_DO THIS_. Locate each line in the records containing "탐색바에". Copy it.

## Start DATA FOR THE TASK

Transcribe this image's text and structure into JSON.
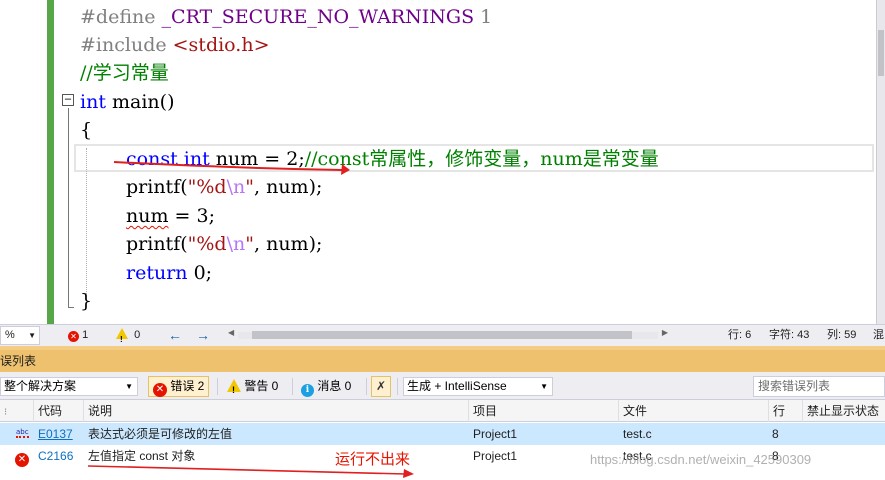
{
  "editor": {
    "lines": [
      {
        "segments": [
          {
            "t": "#define ",
            "c": "pp"
          },
          {
            "t": "_CRT_SECURE_NO_WARNINGS",
            "c": "macro"
          },
          {
            "t": " 1",
            "c": "pp"
          }
        ]
      },
      {
        "segments": [
          {
            "t": "#include ",
            "c": "pp"
          },
          {
            "t": "<stdio.h>",
            "c": "str"
          }
        ]
      },
      {
        "segments": [
          {
            "t": "//学习常量",
            "c": "cm"
          }
        ]
      },
      {
        "segments": [
          {
            "t": "int",
            "c": "kw"
          },
          {
            "t": " main()",
            "c": ""
          }
        ]
      },
      {
        "segments": [
          {
            "t": "{",
            "c": ""
          }
        ]
      },
      {
        "segments": [
          {
            "t": "const",
            "c": "kw"
          },
          {
            "t": " ",
            "c": ""
          },
          {
            "t": "int",
            "c": "kw"
          },
          {
            "t": " num = 2;",
            "c": ""
          },
          {
            "t": "//const常属性，修饰变量，num是常变量",
            "c": "cm"
          }
        ]
      },
      {
        "segments": [
          {
            "t": "printf(",
            "c": ""
          },
          {
            "t": "\"%d",
            "c": "str"
          },
          {
            "t": "\\n",
            "c": "esc"
          },
          {
            "t": "\"",
            "c": "str"
          },
          {
            "t": ", num);",
            "c": ""
          }
        ]
      },
      {
        "segments": [
          {
            "t": "num",
            "c": "squig"
          },
          {
            "t": " = 3;",
            "c": ""
          }
        ]
      },
      {
        "segments": [
          {
            "t": "printf(",
            "c": ""
          },
          {
            "t": "\"%d",
            "c": "str"
          },
          {
            "t": "\\n",
            "c": "esc"
          },
          {
            "t": "\"",
            "c": "str"
          },
          {
            "t": ", num);",
            "c": ""
          }
        ]
      },
      {
        "segments": [
          {
            "t": "return",
            "c": "kw"
          },
          {
            "t": " 0;",
            "c": ""
          }
        ]
      },
      {
        "segments": [
          {
            "t": "}",
            "c": ""
          }
        ]
      }
    ]
  },
  "status": {
    "zoom": "%",
    "errors": "1",
    "warnings": "0",
    "line": "行: 6",
    "chars": "字符: 43",
    "col": "列: 59",
    "mixed": "混"
  },
  "panel": {
    "title": "误列表",
    "scope": "整个解决方案",
    "errors_btn": "错误 2",
    "warnings_btn": "警告 0",
    "messages_btn": "消息 0",
    "build_filter": "生成 + IntelliSense",
    "search_placeholder": "搜索错误列表"
  },
  "grid": {
    "headers": [
      "代码",
      "说明",
      "项目",
      "文件",
      "行",
      "禁止显示状态"
    ],
    "rows": [
      {
        "code": "E0137",
        "desc": "表达式必须是可修改的左值",
        "project": "Project1",
        "file": "test.c",
        "line": "8",
        "suppress": ""
      },
      {
        "code": "C2166",
        "desc": "左值指定 const 对象",
        "project": "Project1",
        "file": "test.c",
        "line": "8",
        "suppress": ""
      }
    ]
  },
  "annotation": "运行不出来",
  "watermark": "https://blog.csdn.net/weixin_42590309"
}
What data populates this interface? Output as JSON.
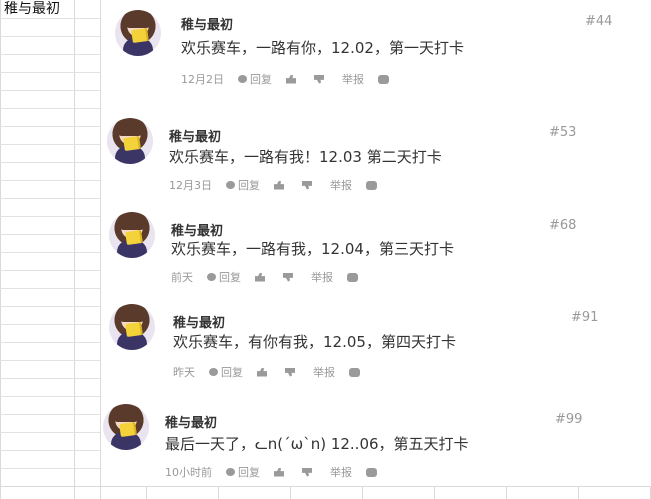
{
  "sheet": {
    "cell_a1": "稚与最初"
  },
  "comments": [
    {
      "name": "稚与最初",
      "text": "欢乐赛车，一路有你，12.02，第一天打卡",
      "floor": "#44",
      "time": "12月2日",
      "reply": "回复",
      "report": "举报"
    },
    {
      "name": "稚与最初",
      "text": "欢乐赛车，一路有我！12.03 第二天打卡",
      "floor": "#53",
      "time": "12月3日",
      "reply": "回复",
      "report": "举报"
    },
    {
      "name": "稚与最初",
      "text": "欢乐赛车，一路有我，12.04，第三天打卡",
      "floor": "#68",
      "time": "前天",
      "reply": "回复",
      "report": "举报"
    },
    {
      "name": "稚与最初",
      "text": "欢乐赛车，有你有我，12.05，第四天打卡",
      "floor": "#91",
      "time": "昨天",
      "reply": "回复",
      "report": "举报"
    },
    {
      "name": "稚与最初",
      "text": "最后一天了，ᓚn(ˊωˋn)  12..06，第五天打卡",
      "floor": "#99",
      "time": "10小时前",
      "reply": "回复",
      "report": "举报"
    }
  ]
}
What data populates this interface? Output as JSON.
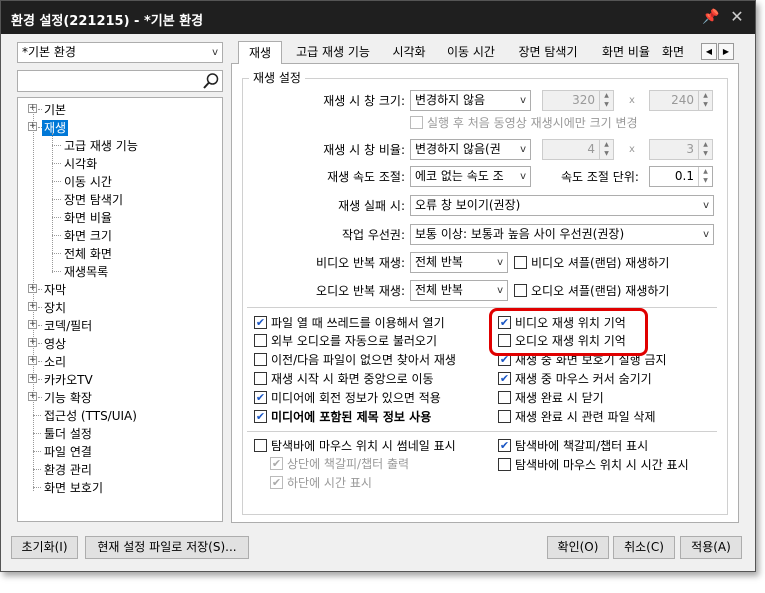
{
  "window": {
    "title": "환경 설정(221215) - *기본 환경",
    "pin_icon": "pin-icon",
    "close_icon": "close-icon"
  },
  "preset": {
    "value": "*기본 환경"
  },
  "search": {
    "value": "",
    "placeholder": ""
  },
  "tree": {
    "items": [
      {
        "label": "기본",
        "expandable": true
      },
      {
        "label": "재생",
        "expandable": true,
        "selected": true
      },
      {
        "label": "고급 재생 기능"
      },
      {
        "label": "시각화"
      },
      {
        "label": "이동 시간"
      },
      {
        "label": "장면 탐색기"
      },
      {
        "label": "화면 비율"
      },
      {
        "label": "화면 크기"
      },
      {
        "label": "전체 화면"
      },
      {
        "label": "재생목록"
      },
      {
        "label": "자막",
        "expandable": true
      },
      {
        "label": "장치",
        "expandable": true
      },
      {
        "label": "코덱/필터",
        "expandable": true
      },
      {
        "label": "영상",
        "expandable": true
      },
      {
        "label": "소리",
        "expandable": true
      },
      {
        "label": "카카오TV",
        "expandable": true
      },
      {
        "label": "기능 확장",
        "expandable": true
      },
      {
        "label": "접근성 (TTS/UIA)"
      },
      {
        "label": "툴더 설정"
      },
      {
        "label": "파일 연결"
      },
      {
        "label": "환경 관리"
      },
      {
        "label": "화면 보호기"
      }
    ]
  },
  "tabs": [
    {
      "label": "재생",
      "active": true
    },
    {
      "label": "고급 재생 기능"
    },
    {
      "label": "시각화"
    },
    {
      "label": "이동 시간"
    },
    {
      "label": "장면 탐색기"
    },
    {
      "label": "화면 비율"
    },
    {
      "label": "화면"
    }
  ],
  "group_title": "재생 설정",
  "settings": {
    "window_size": {
      "label": "재생 시 창 크기:",
      "value": "변경하지 않음",
      "width": "320",
      "x": "x",
      "height": "240"
    },
    "first_only": {
      "label": "실행 후 처음 동영상 재생시에만 크기 변경",
      "checked": false,
      "enabled": false
    },
    "window_ratio": {
      "label": "재생 시 창 비율:",
      "value": "변경하지 않음(권",
      "w": "4",
      "x": "x",
      "h": "3"
    },
    "speed": {
      "label": "재생 속도 조절:",
      "value": "에코 없는 속도 조",
      "unit_label": "속도 조절 단위:",
      "unit_value": "0.1"
    },
    "fail": {
      "label": "재생 실패 시:",
      "value": "오류 창 보이기(권장)"
    },
    "priority": {
      "label": "작업 우선권:",
      "value": "보통 이상: 보통과 높음 사이 우선권(권장)"
    },
    "video_repeat": {
      "label": "비디오 반복 재생:",
      "value": "전체 반복",
      "shuffle": "비디오 셔플(랜덤) 재생하기"
    },
    "audio_repeat": {
      "label": "오디오 반복 재생:",
      "value": "전체 반복",
      "shuffle": "오디오 셔플(랜덤) 재생하기"
    }
  },
  "checks_left": [
    {
      "label": "파일 열 때 쓰레드를 이용해서 열기",
      "checked": true
    },
    {
      "label": "외부 오디오를 자동으로 불러오기",
      "checked": false
    },
    {
      "label": "이전/다음 파일이 없으면 찾아서 재생",
      "checked": false
    },
    {
      "label": "재생 시작 시 화면 중앙으로 이동",
      "checked": false
    },
    {
      "label": "미디어에 회전 정보가 있으면 적용",
      "checked": true
    },
    {
      "label": "미디어에 포함된 제목 정보 사용",
      "checked": true,
      "bold": true
    }
  ],
  "checks_right": [
    {
      "label": "비디오 재생 위치 기억",
      "checked": true
    },
    {
      "label": "오디오 재생 위치 기억",
      "checked": false
    },
    {
      "label": "재생 중 화면 보호기 실행 금지",
      "checked": true
    },
    {
      "label": "재생 중 마우스 커서 숨기기",
      "checked": true
    },
    {
      "label": "재생 완료 시 닫기",
      "checked": false
    },
    {
      "label": "재생 완료 시 관련 파일 삭제",
      "checked": false
    }
  ],
  "seek_checks": {
    "thumb": {
      "label": "탐색바에 마우스 위치 시 썸네일 표시",
      "checked": false
    },
    "top_chapter": {
      "label": "상단에 책갈피/챕터 출력",
      "checked": true,
      "enabled": false
    },
    "bottom_time": {
      "label": "하단에 시간 표시",
      "checked": true,
      "enabled": false
    },
    "chapter": {
      "label": "탐색바에 책갈피/챕터 표시",
      "checked": true
    },
    "time": {
      "label": "탐색바에 마우스 위치 시 시간 표시",
      "checked": false
    }
  },
  "highlight_color": "#e00000",
  "footer": {
    "reset": "초기화(I)",
    "save": "현재 설정 파일로 저장(S)...",
    "ok": "확인(O)",
    "cancel": "취소(C)",
    "apply": "적용(A)"
  }
}
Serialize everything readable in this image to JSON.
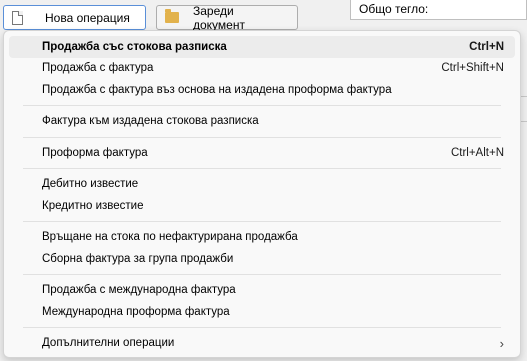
{
  "toolbar": {
    "new_operation": "Нова операция",
    "load_document": "Зареди документ"
  },
  "weight": {
    "label": "Общо тегло:"
  },
  "menu": {
    "items": [
      {
        "label": "Продажба със стокова разписка",
        "shortcut": "Ctrl+N"
      },
      {
        "label": "Продажба с фактура",
        "shortcut": "Ctrl+Shift+N"
      },
      {
        "label": "Продажба с фактура въз основа на издадена проформа фактура",
        "shortcut": ""
      },
      {
        "label": "Фактура към издадена стокова разписка",
        "shortcut": ""
      },
      {
        "label": "Проформа фактура",
        "shortcut": "Ctrl+Alt+N"
      },
      {
        "label": "Дебитно известие",
        "shortcut": ""
      },
      {
        "label": "Кредитно известие",
        "shortcut": ""
      },
      {
        "label": "Връщане на стока по нефактурирана продажба",
        "shortcut": ""
      },
      {
        "label": "Сборна фактура за група продажби",
        "shortcut": ""
      },
      {
        "label": "Продажба с международна фактура",
        "shortcut": ""
      },
      {
        "label": "Международна проформа фактура",
        "shortcut": ""
      },
      {
        "label": "Допълнителни операции",
        "submenu_icon": "chevron-right-icon"
      }
    ]
  }
}
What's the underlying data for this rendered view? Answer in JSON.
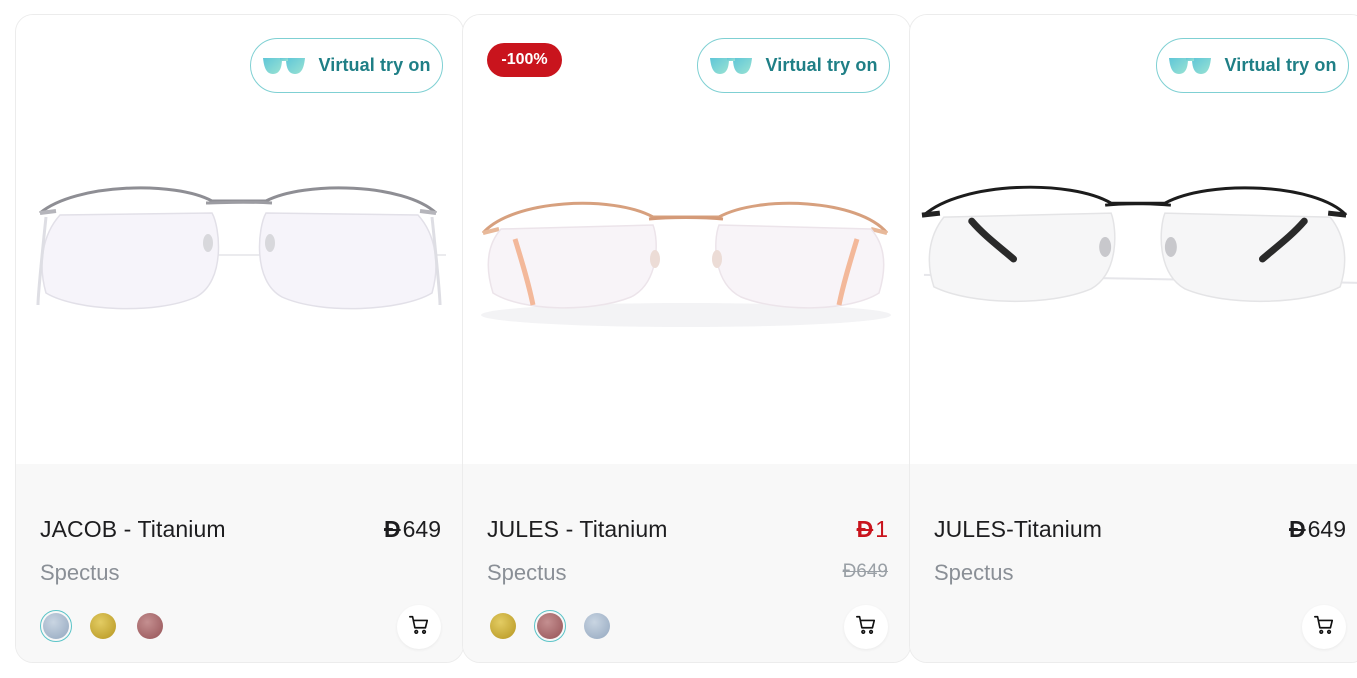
{
  "try_on_label": "Virtual try on",
  "currency_symbol": "Đ",
  "colors": {
    "accent": "#1f7f86",
    "sale_badge": "#c9141d",
    "sale_price": "#c9141d"
  },
  "products": [
    {
      "name": "JACOB - Titanium",
      "brand": "Spectus",
      "price": "649",
      "frame_color": "silver",
      "swatches": [
        {
          "name": "silver-blue",
          "color": "#a9b8cc",
          "selected": true
        },
        {
          "name": "gold",
          "color": "#c8ad3c",
          "selected": false
        },
        {
          "name": "rose",
          "color": "#a86b6e",
          "selected": false
        }
      ]
    },
    {
      "name": "JULES - Titanium",
      "brand": "Spectus",
      "badge": "-100%",
      "price": "1",
      "old_price": "649",
      "frame_color": "rose-gold",
      "swatches": [
        {
          "name": "gold",
          "color": "#c8ad3c",
          "selected": false
        },
        {
          "name": "rose",
          "color": "#a86b6e",
          "selected": true
        },
        {
          "name": "silver-blue",
          "color": "#a9b8cc",
          "selected": false
        }
      ]
    },
    {
      "name": "JULES-Titanium",
      "brand": "Spectus",
      "price": "649",
      "frame_color": "black",
      "swatches": []
    }
  ]
}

## End DATA FOR THE TASK

_WRITTEN REPLY_.
      "label": "탐색바에 마우스 위치 시 썸네일 표시",
      "label": "탐색바에 책갈피/챕터 표시",
      "label": "탐색바에 마우스 위치 시 시간 표시",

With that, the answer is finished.